> _Work to complete_
A – From the passage on FDA's proposed food cGMP rule below, reproduce the text from "FDA Proposal: Food" up to and including "law and enforcement.".
B – According to the passage on FDA's proposed food cGMP rule, how many appearances of the word "should" would the Agency delete?
C – Carry on writing the passage on FDA's proposed food cGMP rule, starting right after its final sentence.
─── Document segment ───
On Friday, January 4, 2013, the U.S. Food and Drug Administration (“FDA”) issued a Proposed Rule which proposed revisions to the current Good Manufacturing Practices (“cGMPs”) requirements for foods along with proposing the regulation for Hazard Analysis and Risk-Based Preventive Controls (“HARPC”) under the Food Safety Modernization Act (“FSMA”). This is noteworthy because FDA has not substantively revised the Food cGMP regulations since their establishment in 1986. The Proposed Rule makes several important proposed revisions to the regulatory requirements.
FDA Proposal: Food Sanitation “Shoulds” to Become “Musts”
The most significant change in the proposed rule is this: What historically have been recommendations for food sanitation would become mandatory requirements if FDA’s Proposed Rule is finalized as currently drafted. Under FDA’s proposed food cGMP regulation, the Agency would delete twenty-one appearances of the word “should” and change nine instances of “should” to “must”. Where this is certainly significant, we note that FDA inspectors have been treating the “shoulds” in FDA’s food sanitation regulation as “musts” for years. But under this proposal, these “musts” would have the force and effect of federal law and enforcement.
One of the more significant proposed should-to-must changes would require food facility personnel responsible for identifying sanitation failures or instances of food contamination to have adequate education or experience. This would ensure the adequate competency resides at the facility to promote the production of clean and safe food. Additionally, food handlers and supervisors must be trained in proper food-handling techniques and informed of the dangers associated with insanitary practices.
─── Data listing ───
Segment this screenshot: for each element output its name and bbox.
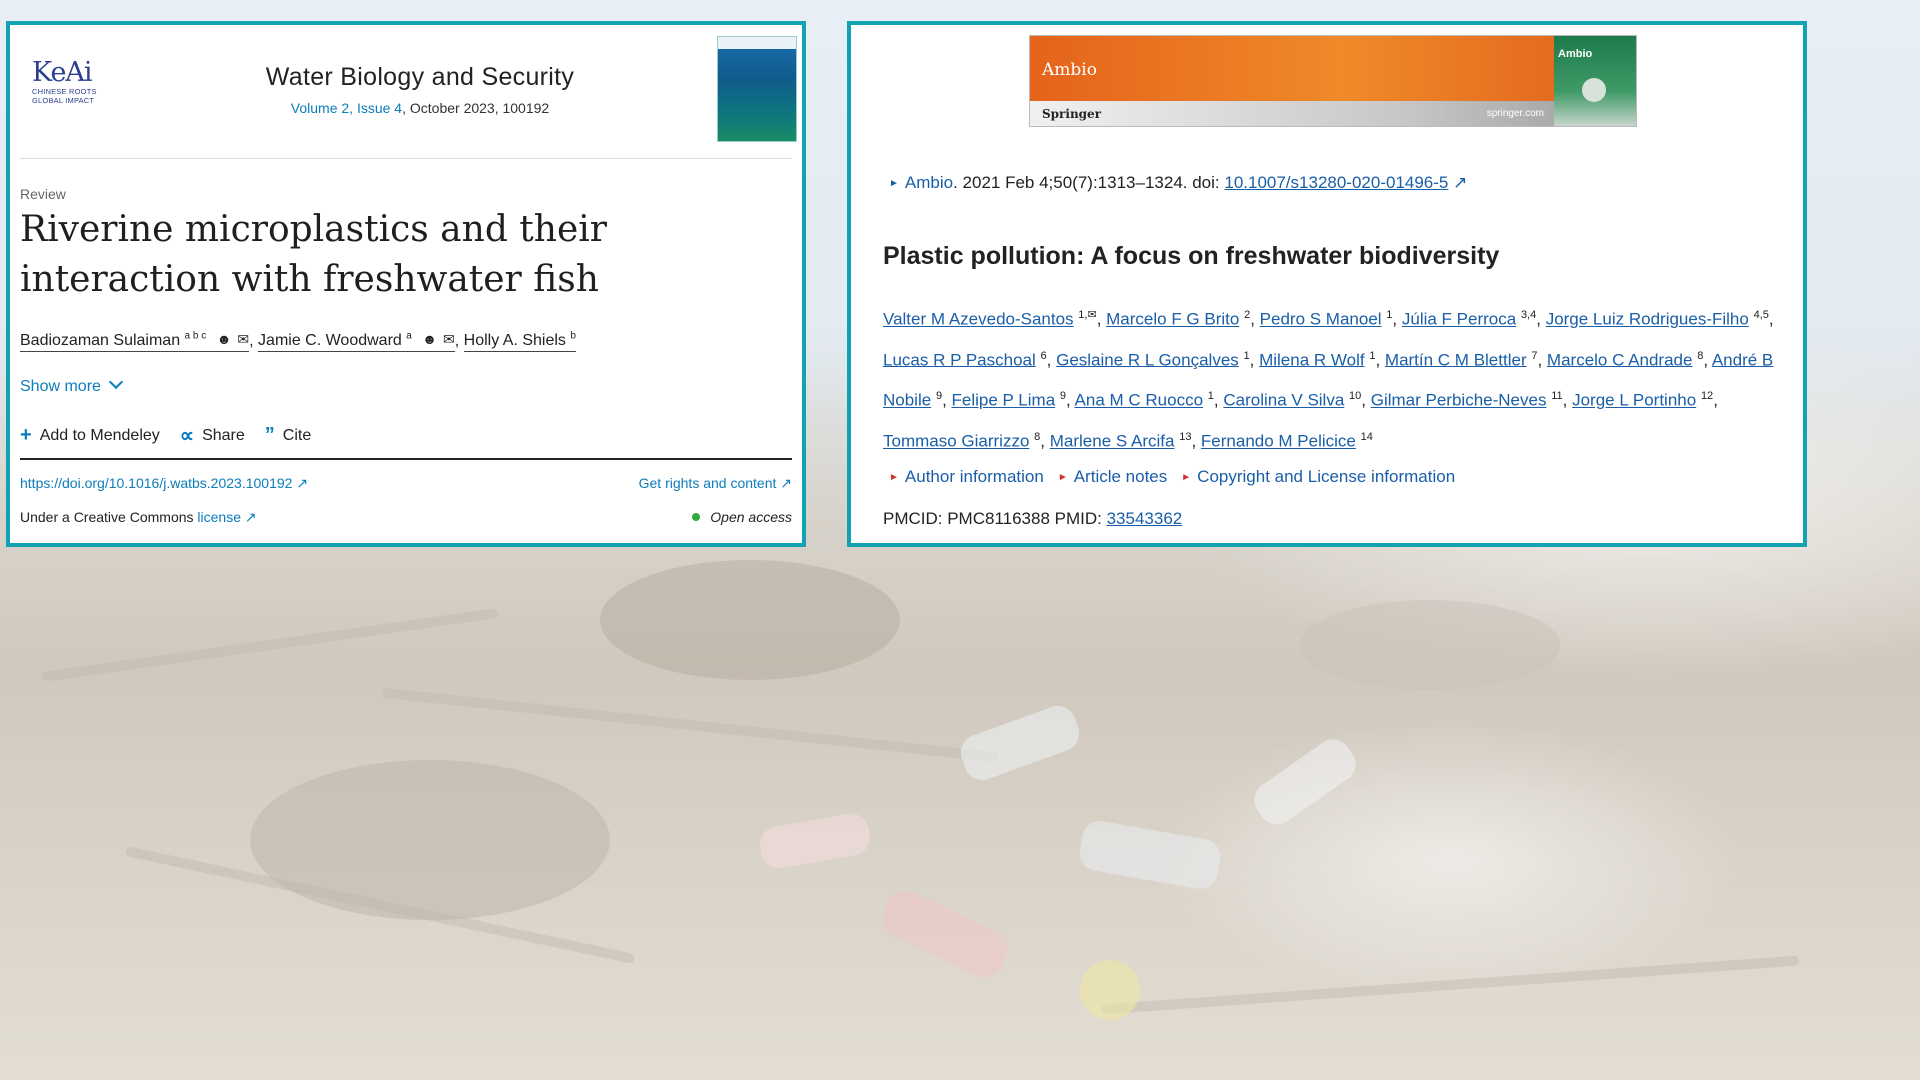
author-link[interactable]: Júlia F Perroca (1402, 310, 1516, 329)
author-information-link[interactable]: ► Author information (889, 467, 1044, 487)
author-link[interactable]: Marcelo C Andrade (1547, 350, 1693, 369)
article-type: Review (20, 186, 66, 202)
divider (20, 458, 792, 460)
author-link[interactable]: Martín C M Blettler (1385, 350, 1527, 369)
author-link[interactable]: Pedro S Manoel (1260, 310, 1382, 329)
article-actions: + Add to Mendeley ∝ Share ” Cite (20, 423, 311, 448)
identifiers: PMCID: PMC8116388 PMID: 33543362 (883, 509, 1182, 529)
article-notes-link[interactable]: ► Article notes (1058, 467, 1167, 487)
author-affiliation: 11 (1551, 390, 1563, 403)
author-affiliation: 8 (1034, 430, 1041, 443)
share-icon: ∝ (179, 425, 195, 447)
author-link[interactable]: Jorge Luiz Rodrigues-Filho (1546, 310, 1749, 329)
author-link[interactable]: Carolina V Silva (1223, 391, 1344, 410)
author-affiliation: 13 (1179, 430, 1192, 443)
author-affiliation: 1 (1369, 349, 1376, 362)
issue-info: Volume 2, Issue 4, October 2023, 100192 (210, 100, 630, 116)
license-link[interactable]: license ↗ (197, 509, 256, 525)
author-affiliation: 9 (1059, 390, 1067, 403)
author-link[interactable]: Holly A. Shiels b (463, 331, 576, 353)
external-link-icon: ↗ (1453, 173, 1468, 192)
quote-icon: ” (264, 424, 275, 446)
author-affiliation: 12 (1700, 390, 1714, 403)
author-affiliation: 14 (1360, 430, 1373, 443)
author-link[interactable]: Geslaine R L Gonçalves (1056, 350, 1239, 369)
author-affiliation: 8 (1697, 349, 1704, 362)
author-link[interactable]: Felipe P Lima (952, 391, 1056, 410)
citation-line: ► Ambio. 2021 Feb 4;50(7):1313–1324. doi:… (889, 173, 1467, 193)
author-link[interactable]: Gilmar Perbiche-Neves (1371, 391, 1547, 410)
author-affiliation: 1 (1207, 390, 1214, 403)
author-link[interactable]: Badiozaman Sulaiman a b c ☻ ✉ (20, 331, 250, 353)
author-link[interactable]: Jamie C. Woodward a ☻ ✉ (258, 331, 455, 353)
keai-logo[interactable]: KeAi CHINESE ROOTS GLOBAL IMPACT (32, 57, 112, 106)
share-button[interactable]: ∝ Share (180, 423, 245, 448)
mail-icon[interactable]: ✉ (443, 331, 455, 348)
banner-title: Ambio (1042, 60, 1097, 80)
author-link[interactable]: Milena R Wolf (1259, 350, 1365, 369)
keai-wordmark: KeAi (32, 57, 93, 88)
author-link[interactable]: Ana M C Ruocco (1075, 391, 1204, 410)
author-link[interactable]: Tommaso Giarrizzo (883, 432, 1029, 451)
keai-tagline-1: CHINESE ROOTS (32, 87, 97, 96)
journal-cover-thumbnail: Ambio (1554, 36, 1636, 126)
author-list: Badiozaman Sulaiman a b c ☻ ✉, Jamie C. W… (20, 331, 576, 353)
author-affiliation: 10 (1349, 390, 1362, 403)
open-access-badge: Open access (692, 509, 792, 525)
keai-tagline-2: GLOBAL IMPACT (32, 96, 95, 105)
author-affiliation: 1,✉ (1078, 309, 1097, 321)
person-icon: ☻ (216, 331, 232, 348)
pmid-link[interactable]: 33543362 (1107, 509, 1183, 528)
author-list: Valter M Azevedo-Santos 1,✉, Marcelo F G… (883, 309, 1774, 451)
volume-link[interactable]: Volume 2, Issue 4 (291, 100, 402, 116)
triangle-right-icon: ► (1057, 472, 1068, 483)
author-affiliation: 6 (1040, 349, 1047, 362)
author-link[interactable]: Valter M Azevedo-Santos (883, 310, 1074, 329)
copyright-license-link[interactable]: ► Copyright and License information (1181, 467, 1455, 487)
author-link[interactable]: Fernando M Pelicice (1201, 432, 1356, 451)
author-affiliation: 1 (1243, 349, 1250, 362)
article-title: Plastic pollution: A focus on freshwater… (883, 242, 1500, 270)
chevron-down-icon (108, 374, 123, 390)
author-link[interactable]: Lucas R P Paschoal (883, 350, 1036, 369)
mail-icon[interactable]: ✉ (237, 331, 249, 348)
author-affiliation: 2 (1244, 309, 1251, 321)
author-link[interactable]: Marlene S Arcifa (1050, 432, 1175, 451)
triangle-right-icon: ► (889, 178, 899, 189)
author-affiliation: 7 (1531, 349, 1538, 362)
doi-link[interactable]: 10.1007/s13280-020-01496-5 (1224, 173, 1448, 192)
springer-logo: Springer (1042, 107, 1102, 121)
person-icon: ☻ (422, 331, 438, 348)
cite-button[interactable]: ” Cite (265, 424, 311, 447)
info-links: ► Author information ► Article notes ► Copy… (889, 467, 1455, 487)
article-card-ambio: Ambio Springer springer.com Ambio ► Ambio.… (847, 21, 1807, 547)
triangle-right-icon: ► (1181, 472, 1192, 483)
journal-header: Water Biology and Security Volume 2, Iss… (210, 63, 630, 116)
plus-icon: + (20, 424, 32, 446)
license-note: Under a Creative Commons license ↗ (20, 509, 257, 525)
show-more-button[interactable]: Show more (20, 374, 123, 396)
journal-link[interactable]: Ambio (905, 173, 953, 192)
rights-link[interactable]: Get rights and content ↗ (639, 475, 792, 492)
issue-date: , October 2023, 100192 (402, 100, 550, 116)
add-to-mendeley-button[interactable]: + Add to Mendeley (20, 424, 160, 447)
journal-banner[interactable]: Ambio Springer springer.com Ambio (1029, 35, 1637, 127)
journal-cover-thumbnail[interactable] (717, 36, 797, 142)
divider (20, 158, 792, 159)
author-affiliation: 9 (935, 390, 943, 403)
citation-text: . 2021 Feb 4;50(7):1313–1324. doi: (953, 173, 1225, 192)
doi-link[interactable]: https://doi.org/10.1016/j.watbs.2023.100… (20, 475, 308, 492)
author-affiliation: 1 (1386, 309, 1393, 321)
open-access-dot-icon (692, 513, 701, 521)
triangle-right-icon: ► (889, 472, 899, 483)
author-affiliation: 4,5 (1753, 309, 1769, 321)
article-title: Riverine microplastics and their interac… (20, 209, 607, 300)
banner-url: springer.com (1486, 108, 1544, 119)
journal-title[interactable]: Water Biology and Security (210, 63, 630, 92)
author-link[interactable]: Marcelo F G Brito (1106, 310, 1239, 329)
pmcid: PMCID: PMC8116388 PMID: (883, 509, 1107, 528)
article-card-water-biology: KeAi CHINESE ROOTS GLOBAL IMPACT Water B… (6, 21, 806, 547)
author-link[interactable]: Jorge L Portinho (1572, 391, 1696, 410)
author-affiliation: 3,4 (1520, 309, 1537, 321)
───
> _Written responses_
A –
FDA Proposal: Food Sanitation “Shoulds” to Become “Musts”
The most significant change in the proposed rule is this: What historically have been recommendations for food sanitation would become mandatory requirements if FDA’s Proposed Rule is finalized as currently drafted. Under FDA’s proposed food cGMP regulation, the Agency would delete twenty-one appearances of the word “should” and change nine instances of “should” to “must”. Where this is certainly significant, we note that FDA inspectors have been treating the “shoulds” in FDA’s food sanitation regulation as “musts” for years. But under this proposal, these “musts” would have the force and effect of federal law and enforcement.

B – Twenty-one.

C –
Certainly having competent and trained food facility staff is rational and even intuitive. But the proposed regulatory requirement will cause hiring and training costs, as well as the related documentation requirements, to skyrocket.
Curiously, FDA predicts complying with this proposed requirement will represent $1,000-$25,000 in additional costs per facility. This range, of course is quite broad, and very significant to most firms, which are small. But, FDA also believes the total cost of this proposed requirement is $93 million for domestic facilities and $101.4 million for foreign facilities.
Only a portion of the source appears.